BEGIN Data shown

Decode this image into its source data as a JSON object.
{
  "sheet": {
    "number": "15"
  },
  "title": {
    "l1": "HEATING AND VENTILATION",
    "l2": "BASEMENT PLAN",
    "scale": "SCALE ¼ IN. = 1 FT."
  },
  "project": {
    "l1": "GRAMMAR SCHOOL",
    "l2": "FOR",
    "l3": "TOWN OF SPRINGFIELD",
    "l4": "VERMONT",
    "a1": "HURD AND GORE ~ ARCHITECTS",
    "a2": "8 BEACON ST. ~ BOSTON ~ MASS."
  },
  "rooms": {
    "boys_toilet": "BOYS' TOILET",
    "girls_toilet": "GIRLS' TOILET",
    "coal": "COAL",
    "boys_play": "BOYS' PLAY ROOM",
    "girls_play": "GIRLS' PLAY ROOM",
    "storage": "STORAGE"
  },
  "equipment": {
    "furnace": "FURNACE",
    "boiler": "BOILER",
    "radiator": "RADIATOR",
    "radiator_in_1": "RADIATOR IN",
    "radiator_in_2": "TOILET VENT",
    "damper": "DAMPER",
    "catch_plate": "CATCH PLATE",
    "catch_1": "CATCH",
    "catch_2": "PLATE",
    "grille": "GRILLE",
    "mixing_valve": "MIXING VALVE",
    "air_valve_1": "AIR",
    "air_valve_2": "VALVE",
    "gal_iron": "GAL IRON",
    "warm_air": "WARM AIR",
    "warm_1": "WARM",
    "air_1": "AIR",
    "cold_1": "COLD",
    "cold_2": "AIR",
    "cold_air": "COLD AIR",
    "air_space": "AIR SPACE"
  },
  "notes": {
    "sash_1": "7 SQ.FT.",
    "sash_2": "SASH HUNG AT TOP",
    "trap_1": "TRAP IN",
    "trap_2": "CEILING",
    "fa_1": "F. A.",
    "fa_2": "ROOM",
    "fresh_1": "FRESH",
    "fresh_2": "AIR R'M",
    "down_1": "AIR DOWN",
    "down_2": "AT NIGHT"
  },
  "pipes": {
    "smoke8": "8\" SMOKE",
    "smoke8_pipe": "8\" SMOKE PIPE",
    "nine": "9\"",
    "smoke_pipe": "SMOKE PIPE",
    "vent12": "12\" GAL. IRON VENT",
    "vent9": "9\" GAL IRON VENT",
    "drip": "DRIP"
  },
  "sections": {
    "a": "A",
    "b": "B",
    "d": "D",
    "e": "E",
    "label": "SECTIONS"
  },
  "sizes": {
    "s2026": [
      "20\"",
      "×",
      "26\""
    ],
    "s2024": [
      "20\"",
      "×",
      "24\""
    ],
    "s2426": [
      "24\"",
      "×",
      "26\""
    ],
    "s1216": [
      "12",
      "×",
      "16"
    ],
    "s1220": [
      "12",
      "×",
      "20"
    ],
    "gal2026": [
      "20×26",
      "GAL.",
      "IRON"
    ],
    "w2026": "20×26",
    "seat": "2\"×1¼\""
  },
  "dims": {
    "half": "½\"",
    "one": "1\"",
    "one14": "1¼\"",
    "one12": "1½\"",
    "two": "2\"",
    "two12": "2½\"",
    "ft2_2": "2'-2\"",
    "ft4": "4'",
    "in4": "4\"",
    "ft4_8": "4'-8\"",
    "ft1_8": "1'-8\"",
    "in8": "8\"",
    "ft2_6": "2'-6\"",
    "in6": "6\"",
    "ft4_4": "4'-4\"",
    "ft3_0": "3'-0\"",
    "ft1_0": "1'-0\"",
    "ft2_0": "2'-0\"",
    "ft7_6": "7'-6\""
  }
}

END Data shown

> [Goal of the exercise] Please output the complete data exactly.

> [Finished task]
Decode this image into its source data as a JSON object.
{
  "sheet": {
    "number": "15"
  },
  "title": {
    "l1": "HEATING AND VENTILATION",
    "l2": "BASEMENT PLAN",
    "scale": "SCALE ¼ IN. = 1 FT."
  },
  "project": {
    "l1": "GRAMMAR SCHOOL",
    "l2": "FOR",
    "l3": "TOWN OF SPRINGFIELD",
    "l4": "VERMONT",
    "a1": "HURD AND GORE ~ ARCHITECTS",
    "a2": "8 BEACON ST. ~ BOSTON ~ MASS."
  },
  "rooms": {
    "boys_toilet": "BOYS' TOILET",
    "girls_toilet": "GIRLS' TOILET",
    "coal": "COAL",
    "boys_play": "BOYS' PLAY ROOM",
    "girls_play": "GIRLS' PLAY ROOM",
    "storage": "STORAGE"
  },
  "equipment": {
    "furnace": "FURNACE",
    "boiler": "BOILER",
    "radiator": "RADIATOR",
    "radiator_in_1": "RADIATOR IN",
    "radiator_in_2": "TOILET VENT",
    "damper": "DAMPER",
    "catch_plate": "CATCH PLATE",
    "catch_1": "CATCH",
    "catch_2": "PLATE",
    "grille": "GRILLE",
    "mixing_valve": "MIXING VALVE",
    "air_valve_1": "AIR",
    "air_valve_2": "VALVE",
    "gal_iron": "GAL IRON",
    "warm_air": "WARM AIR",
    "warm_1": "WARM",
    "air_1": "AIR",
    "cold_1": "COLD",
    "cold_2": "AIR",
    "cold_air": "COLD AIR",
    "air_space": "AIR SPACE"
  },
  "notes": {
    "sash_1": "7 SQ.FT.",
    "sash_2": "SASH HUNG AT TOP",
    "trap_1": "TRAP IN",
    "trap_2": "CEILING",
    "fa_1": "F. A.",
    "fa_2": "ROOM",
    "fresh_1": "FRESH",
    "fresh_2": "AIR R'M",
    "down_1": "AIR DOWN",
    "down_2": "AT NIGHT"
  },
  "pipes": {
    "smoke8": "8\" SMOKE",
    "smoke8_pipe": "8\" SMOKE PIPE",
    "nine": "9\"",
    "smoke_pipe": "SMOKE PIPE",
    "vent12": "12\" GAL. IRON VENT",
    "vent9": "9\" GAL IRON VENT",
    "drip": "DRIP"
  },
  "sections": {
    "a": "A",
    "b": "B",
    "d": "D",
    "e": "E",
    "label": "SECTIONS"
  },
  "sizes": {
    "s2026": [
      "20\"",
      "×",
      "26\""
    ],
    "s2024": [
      "20\"",
      "×",
      "24\""
    ],
    "s2426": [
      "24\"",
      "×",
      "26\""
    ],
    "s1216": [
      "12",
      "×",
      "16"
    ],
    "s1220": [
      "12",
      "×",
      "20"
    ],
    "gal2026": [
      "20×26",
      "GAL.",
      "IRON"
    ],
    "w2026": "20×26",
    "seat": "2\"×1¼\""
  },
  "dims": {
    "half": "½\"",
    "one": "1\"",
    "one14": "1¼\"",
    "one12": "1½\"",
    "two": "2\"",
    "two12": "2½\"",
    "ft2_2": "2'-2\"",
    "ft4": "4'",
    "in4": "4\"",
    "ft4_8": "4'-8\"",
    "ft1_8": "1'-8\"",
    "in8": "8\"",
    "ft2_6": "2'-6\"",
    "in6": "6\"",
    "ft4_4": "4'-4\"",
    "ft3_0": "3'-0\"",
    "ft1_0": "1'-0\"",
    "ft2_0": "2'-0\"",
    "ft7_6": "7'-6\""
  }
}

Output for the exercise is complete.